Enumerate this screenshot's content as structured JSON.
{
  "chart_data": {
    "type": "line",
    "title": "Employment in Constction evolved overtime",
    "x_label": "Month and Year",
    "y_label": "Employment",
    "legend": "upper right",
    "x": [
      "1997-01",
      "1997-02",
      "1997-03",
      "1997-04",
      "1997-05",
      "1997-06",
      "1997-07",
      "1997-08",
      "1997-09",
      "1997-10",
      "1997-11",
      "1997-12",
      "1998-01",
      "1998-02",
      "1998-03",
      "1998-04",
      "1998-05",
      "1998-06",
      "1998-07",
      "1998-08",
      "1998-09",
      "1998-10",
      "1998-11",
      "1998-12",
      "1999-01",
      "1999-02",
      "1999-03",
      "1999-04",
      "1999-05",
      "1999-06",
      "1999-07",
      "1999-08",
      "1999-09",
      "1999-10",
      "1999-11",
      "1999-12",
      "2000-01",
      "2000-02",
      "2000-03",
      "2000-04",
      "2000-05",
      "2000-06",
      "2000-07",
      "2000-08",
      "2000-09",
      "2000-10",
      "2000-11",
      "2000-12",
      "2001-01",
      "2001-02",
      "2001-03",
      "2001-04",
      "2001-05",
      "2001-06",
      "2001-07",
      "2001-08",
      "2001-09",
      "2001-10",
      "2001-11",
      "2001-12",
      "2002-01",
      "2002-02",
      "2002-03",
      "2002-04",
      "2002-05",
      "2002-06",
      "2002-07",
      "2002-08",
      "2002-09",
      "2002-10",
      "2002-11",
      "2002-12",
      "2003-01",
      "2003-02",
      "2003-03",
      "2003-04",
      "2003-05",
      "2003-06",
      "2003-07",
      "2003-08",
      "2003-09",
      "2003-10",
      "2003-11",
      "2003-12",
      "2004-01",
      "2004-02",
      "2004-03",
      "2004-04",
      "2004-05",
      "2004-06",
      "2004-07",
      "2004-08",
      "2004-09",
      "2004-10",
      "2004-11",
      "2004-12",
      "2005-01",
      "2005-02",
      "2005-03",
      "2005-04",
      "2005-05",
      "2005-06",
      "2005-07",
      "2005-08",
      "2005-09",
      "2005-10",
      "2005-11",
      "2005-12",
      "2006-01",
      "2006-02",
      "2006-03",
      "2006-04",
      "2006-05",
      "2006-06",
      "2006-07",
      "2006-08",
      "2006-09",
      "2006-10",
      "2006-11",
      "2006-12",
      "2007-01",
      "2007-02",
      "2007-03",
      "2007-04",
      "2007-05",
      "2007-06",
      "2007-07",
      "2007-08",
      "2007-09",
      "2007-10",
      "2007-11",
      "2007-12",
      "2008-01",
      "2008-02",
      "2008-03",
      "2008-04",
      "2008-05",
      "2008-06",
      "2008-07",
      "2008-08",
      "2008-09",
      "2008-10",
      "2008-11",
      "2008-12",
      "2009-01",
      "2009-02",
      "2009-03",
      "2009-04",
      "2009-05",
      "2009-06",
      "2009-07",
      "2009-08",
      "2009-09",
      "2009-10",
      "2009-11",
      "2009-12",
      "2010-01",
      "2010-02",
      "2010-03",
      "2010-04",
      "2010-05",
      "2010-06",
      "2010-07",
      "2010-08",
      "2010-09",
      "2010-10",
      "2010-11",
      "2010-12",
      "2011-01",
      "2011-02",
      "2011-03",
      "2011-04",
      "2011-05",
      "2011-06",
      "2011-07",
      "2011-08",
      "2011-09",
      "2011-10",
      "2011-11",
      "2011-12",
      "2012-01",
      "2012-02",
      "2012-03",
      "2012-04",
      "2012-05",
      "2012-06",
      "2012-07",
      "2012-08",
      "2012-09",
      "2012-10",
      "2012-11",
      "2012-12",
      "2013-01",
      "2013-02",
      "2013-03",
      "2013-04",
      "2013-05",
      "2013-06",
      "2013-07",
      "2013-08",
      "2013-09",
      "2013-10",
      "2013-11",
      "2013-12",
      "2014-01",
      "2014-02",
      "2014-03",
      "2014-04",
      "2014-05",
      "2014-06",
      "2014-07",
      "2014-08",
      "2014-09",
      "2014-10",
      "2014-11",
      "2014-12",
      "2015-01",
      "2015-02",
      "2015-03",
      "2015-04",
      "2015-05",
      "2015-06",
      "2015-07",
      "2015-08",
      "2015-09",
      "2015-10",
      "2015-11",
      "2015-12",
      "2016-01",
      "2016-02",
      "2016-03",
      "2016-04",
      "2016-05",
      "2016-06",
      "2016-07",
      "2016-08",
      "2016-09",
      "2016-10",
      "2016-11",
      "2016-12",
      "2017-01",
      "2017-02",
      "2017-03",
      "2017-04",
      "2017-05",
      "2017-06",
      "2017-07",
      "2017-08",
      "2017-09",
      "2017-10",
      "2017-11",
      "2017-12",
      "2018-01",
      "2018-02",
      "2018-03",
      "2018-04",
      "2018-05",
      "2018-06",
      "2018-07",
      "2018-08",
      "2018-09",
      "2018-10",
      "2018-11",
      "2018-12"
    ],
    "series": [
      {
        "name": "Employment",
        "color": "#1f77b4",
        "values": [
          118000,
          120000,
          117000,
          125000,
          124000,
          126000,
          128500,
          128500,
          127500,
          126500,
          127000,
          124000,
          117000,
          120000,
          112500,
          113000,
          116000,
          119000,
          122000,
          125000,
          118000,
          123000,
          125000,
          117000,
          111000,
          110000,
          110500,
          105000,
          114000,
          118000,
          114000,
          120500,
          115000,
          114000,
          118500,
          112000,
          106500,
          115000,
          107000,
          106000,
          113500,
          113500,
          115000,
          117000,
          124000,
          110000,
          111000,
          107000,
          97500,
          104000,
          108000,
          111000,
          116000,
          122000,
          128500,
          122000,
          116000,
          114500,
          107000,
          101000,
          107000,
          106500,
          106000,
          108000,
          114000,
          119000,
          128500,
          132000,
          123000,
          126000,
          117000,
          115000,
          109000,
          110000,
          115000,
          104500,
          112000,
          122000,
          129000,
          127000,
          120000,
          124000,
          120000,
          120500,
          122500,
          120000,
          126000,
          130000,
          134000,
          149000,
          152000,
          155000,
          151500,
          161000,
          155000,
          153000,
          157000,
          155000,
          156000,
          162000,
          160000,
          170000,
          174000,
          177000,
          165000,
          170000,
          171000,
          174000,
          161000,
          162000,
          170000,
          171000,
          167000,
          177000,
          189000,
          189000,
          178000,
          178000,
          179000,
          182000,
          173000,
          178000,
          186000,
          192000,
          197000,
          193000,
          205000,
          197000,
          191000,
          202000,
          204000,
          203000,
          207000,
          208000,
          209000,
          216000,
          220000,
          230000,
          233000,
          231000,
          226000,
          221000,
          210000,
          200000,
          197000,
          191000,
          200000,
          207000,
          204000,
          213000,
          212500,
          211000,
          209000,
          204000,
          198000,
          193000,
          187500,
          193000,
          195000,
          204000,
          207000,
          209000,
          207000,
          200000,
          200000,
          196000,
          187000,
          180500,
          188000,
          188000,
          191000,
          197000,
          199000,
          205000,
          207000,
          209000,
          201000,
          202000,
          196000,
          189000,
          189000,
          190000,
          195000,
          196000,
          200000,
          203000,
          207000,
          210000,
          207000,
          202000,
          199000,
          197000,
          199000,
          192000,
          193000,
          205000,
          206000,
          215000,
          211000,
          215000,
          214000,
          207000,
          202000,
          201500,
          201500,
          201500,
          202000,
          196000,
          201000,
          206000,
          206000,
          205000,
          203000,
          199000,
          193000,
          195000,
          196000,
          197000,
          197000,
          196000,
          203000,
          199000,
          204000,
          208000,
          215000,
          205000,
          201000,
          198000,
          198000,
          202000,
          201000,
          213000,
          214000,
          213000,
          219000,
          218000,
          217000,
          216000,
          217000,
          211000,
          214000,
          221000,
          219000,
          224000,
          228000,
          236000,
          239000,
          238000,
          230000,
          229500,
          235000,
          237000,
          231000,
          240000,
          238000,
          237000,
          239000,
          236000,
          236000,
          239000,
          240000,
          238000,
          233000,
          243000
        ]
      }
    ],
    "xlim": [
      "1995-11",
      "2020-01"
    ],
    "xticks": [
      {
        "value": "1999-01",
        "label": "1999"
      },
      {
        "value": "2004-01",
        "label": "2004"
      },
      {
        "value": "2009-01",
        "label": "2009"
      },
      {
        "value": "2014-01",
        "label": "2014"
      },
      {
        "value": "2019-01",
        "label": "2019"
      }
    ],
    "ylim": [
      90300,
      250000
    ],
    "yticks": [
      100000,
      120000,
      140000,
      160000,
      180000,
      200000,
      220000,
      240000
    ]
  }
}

══════

Task objective: Within the data above, pick out all lines holding the word "Employment".

Solution to this exercise:
    "title": "Employment in Constction evolved overtime",
    "y_label": "Employment",
        "name": "Employment",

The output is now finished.